Data

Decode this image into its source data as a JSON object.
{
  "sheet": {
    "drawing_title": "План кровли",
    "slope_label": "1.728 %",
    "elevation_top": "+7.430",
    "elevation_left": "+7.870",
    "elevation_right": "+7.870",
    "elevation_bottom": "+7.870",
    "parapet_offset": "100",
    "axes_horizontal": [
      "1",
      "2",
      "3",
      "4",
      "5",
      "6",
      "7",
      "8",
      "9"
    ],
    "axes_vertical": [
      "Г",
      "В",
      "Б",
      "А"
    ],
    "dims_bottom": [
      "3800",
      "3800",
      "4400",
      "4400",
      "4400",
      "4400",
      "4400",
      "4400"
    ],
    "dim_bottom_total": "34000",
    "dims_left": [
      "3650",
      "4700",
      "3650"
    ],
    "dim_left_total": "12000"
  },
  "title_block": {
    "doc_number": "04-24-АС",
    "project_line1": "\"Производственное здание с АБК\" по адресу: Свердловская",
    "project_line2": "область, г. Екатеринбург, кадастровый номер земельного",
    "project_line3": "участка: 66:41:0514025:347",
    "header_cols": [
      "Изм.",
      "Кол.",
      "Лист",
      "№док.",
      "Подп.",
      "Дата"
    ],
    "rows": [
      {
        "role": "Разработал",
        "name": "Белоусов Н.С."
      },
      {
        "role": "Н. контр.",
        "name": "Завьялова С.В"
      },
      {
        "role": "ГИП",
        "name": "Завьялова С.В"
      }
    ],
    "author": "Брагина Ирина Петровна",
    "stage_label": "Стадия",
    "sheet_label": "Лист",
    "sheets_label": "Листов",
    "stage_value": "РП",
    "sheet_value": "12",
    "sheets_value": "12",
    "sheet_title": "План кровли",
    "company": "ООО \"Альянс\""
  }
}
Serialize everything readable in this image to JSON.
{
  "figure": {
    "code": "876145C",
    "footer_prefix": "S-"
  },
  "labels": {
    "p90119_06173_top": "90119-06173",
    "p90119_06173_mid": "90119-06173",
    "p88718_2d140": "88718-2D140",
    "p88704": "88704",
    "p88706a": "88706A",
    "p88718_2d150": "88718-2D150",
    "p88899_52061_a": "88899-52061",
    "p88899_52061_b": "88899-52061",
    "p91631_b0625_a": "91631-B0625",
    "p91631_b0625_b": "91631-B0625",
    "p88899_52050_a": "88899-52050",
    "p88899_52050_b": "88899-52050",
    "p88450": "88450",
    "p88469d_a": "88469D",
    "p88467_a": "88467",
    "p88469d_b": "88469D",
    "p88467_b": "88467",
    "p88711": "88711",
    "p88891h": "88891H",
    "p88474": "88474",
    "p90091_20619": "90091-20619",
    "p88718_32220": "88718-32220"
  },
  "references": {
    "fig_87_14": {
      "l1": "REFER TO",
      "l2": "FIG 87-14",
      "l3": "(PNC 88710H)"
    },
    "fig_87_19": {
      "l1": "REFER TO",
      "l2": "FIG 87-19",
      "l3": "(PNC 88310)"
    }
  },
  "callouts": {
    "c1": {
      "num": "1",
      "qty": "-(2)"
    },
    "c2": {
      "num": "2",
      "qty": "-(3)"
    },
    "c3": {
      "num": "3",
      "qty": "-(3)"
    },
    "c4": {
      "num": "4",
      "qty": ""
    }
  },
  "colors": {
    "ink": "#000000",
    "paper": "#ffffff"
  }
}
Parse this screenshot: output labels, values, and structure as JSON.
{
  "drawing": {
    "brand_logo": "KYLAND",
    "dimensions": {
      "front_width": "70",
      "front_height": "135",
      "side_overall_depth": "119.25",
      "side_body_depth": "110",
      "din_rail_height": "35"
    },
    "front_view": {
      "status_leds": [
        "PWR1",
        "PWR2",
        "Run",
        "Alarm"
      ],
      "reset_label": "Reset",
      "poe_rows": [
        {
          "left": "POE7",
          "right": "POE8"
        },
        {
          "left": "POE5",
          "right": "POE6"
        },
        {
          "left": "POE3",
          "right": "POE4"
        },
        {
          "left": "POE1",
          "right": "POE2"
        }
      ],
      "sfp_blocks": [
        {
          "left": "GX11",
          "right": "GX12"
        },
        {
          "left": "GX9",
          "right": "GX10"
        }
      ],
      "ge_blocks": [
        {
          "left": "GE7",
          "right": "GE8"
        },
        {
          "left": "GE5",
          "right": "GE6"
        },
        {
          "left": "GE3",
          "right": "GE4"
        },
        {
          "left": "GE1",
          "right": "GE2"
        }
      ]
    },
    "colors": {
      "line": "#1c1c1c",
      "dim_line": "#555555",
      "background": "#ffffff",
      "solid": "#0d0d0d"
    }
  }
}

Exercise prompt
Retype the data exactly as given.

Solved problem
Decode this image into its source data as a JSON object.
{
  "sheet": {
    "drawing_title": "План кровли",
    "slope_label": "1.728 %",
    "elevation_top": "+7.430",
    "elevation_left": "+7.870",
    "elevation_right": "+7.870",
    "elevation_bottom": "+7.870",
    "parapet_offset": "100",
    "axes_horizontal": [
      "1",
      "2",
      "3",
      "4",
      "5",
      "6",
      "7",
      "8",
      "9"
    ],
    "axes_vertical": [
      "Г",
      "В",
      "Б",
      "А"
    ],
    "dims_bottom": [
      "3800",
      "3800",
      "4400",
      "4400",
      "4400",
      "4400",
      "4400",
      "4400"
    ],
    "dim_bottom_total": "34000",
    "dims_left": [
      "3650",
      "4700",
      "3650"
    ],
    "dim_left_total": "12000"
  },
  "title_block": {
    "doc_number": "04-24-АС",
    "project_line1": "\"Производственное здание с АБК\" по адресу: Свердловская",
    "project_line2": "область, г. Екатеринбург, кадастровый номер земельного",
    "project_line3": "участка: 66:41:0514025:347",
    "header_cols": [
      "Изм.",
      "Кол.",
      "Лист",
      "№док.",
      "Подп.",
      "Дата"
    ],
    "rows": [
      {
        "role": "Разработал",
        "name": "Белоусов Н.С."
      },
      {
        "role": "Н. контр.",
        "name": "Завьялова С.В"
      },
      {
        "role": "ГИП",
        "name": "Завьялова С.В"
      }
    ],
    "author": "Брагина Ирина Петровна",
    "stage_label": "Стадия",
    "sheet_label": "Лист",
    "sheets_label": "Листов",
    "stage_value": "РП",
    "sheet_value": "12",
    "sheets_value": "12",
    "sheet_title": "План кровли",
    "company": "ООО \"Альянс\""
  }
}
Serialize everything readable in this image to JSON.
{
  "figure": {
    "code": "876145C",
    "footer_prefix": "S-"
  },
  "labels": {
    "p90119_06173_top": "90119-06173",
    "p90119_06173_mid": "90119-06173",
    "p88718_2d140": "88718-2D140",
    "p88704": "88704",
    "p88706a": "88706A",
    "p88718_2d150": "88718-2D150",
    "p88899_52061_a": "88899-52061",
    "p88899_52061_b": "88899-52061",
    "p91631_b0625_a": "91631-B0625",
    "p91631_b0625_b": "91631-B0625",
    "p88899_52050_a": "88899-52050",
    "p88899_52050_b": "88899-52050",
    "p88450": "88450",
    "p88469d_a": "88469D",
    "p88467_a": "88467",
    "p88469d_b": "88469D",
    "p88467_b": "88467",
    "p88711": "88711",
    "p88891h": "88891H",
    "p88474": "88474",
    "p90091_20619": "90091-20619",
    "p88718_32220": "88718-32220"
  },
  "references": {
    "fig_87_14": {
      "l1": "REFER TO",
      "l2": "FIG 87-14",
      "l3": "(PNC 88710H)"
    },
    "fig_87_19": {
      "l1": "REFER TO",
      "l2": "FIG 87-19",
      "l3": "(PNC 88310)"
    }
  },
  "callouts": {
    "c1": {
      "num": "1",
      "qty": "-(2)"
    },
    "c2": {
      "num": "2",
      "qty": "-(3)"
    },
    "c3": {
      "num": "3",
      "qty": "-(3)"
    },
    "c4": {
      "num": "4",
      "qty": ""
    }
  },
  "colors": {
    "ink": "#000000",
    "paper": "#ffffff"
  }
}
Parse this screenshot: output labels, values, and structure as JSON.
{
  "drawing": {
    "brand_logo": "KYLAND",
    "dimensions": {
      "front_width": "70",
      "front_height": "135",
      "side_overall_depth": "119.25",
      "side_body_depth": "110",
      "din_rail_height": "35"
    },
    "front_view": {
      "status_leds": [
        "PWR1",
        "PWR2",
        "Run",
        "Alarm"
      ],
      "reset_label": "Reset",
      "poe_rows": [
        {
          "left": "POE7",
          "right": "POE8"
        },
        {
          "left": "POE5",
          "right": "POE6"
        },
        {
          "left": "POE3",
          "right": "POE4"
        },
        {
          "left": "POE1",
          "right": "POE2"
        }
      ],
      "sfp_blocks": [
        {
          "left": "GX11",
          "right": "GX12"
        },
        {
          "left": "GX9",
          "right": "GX10"
        }
      ],
      "ge_blocks": [
        {
          "left": "GE7",
          "right": "GE8"
        },
        {
          "left": "GE5",
          "right": "GE6"
        },
        {
          "left": "GE3",
          "right": "GE4"
        },
        {
          "left": "GE1",
          "right": "GE2"
        }
      ]
    },
    "colors": {
      "line": "#1c1c1c",
      "dim_line": "#555555",
      "background": "#ffffff",
      "solid": "#0d0d0d"
    }
  }
}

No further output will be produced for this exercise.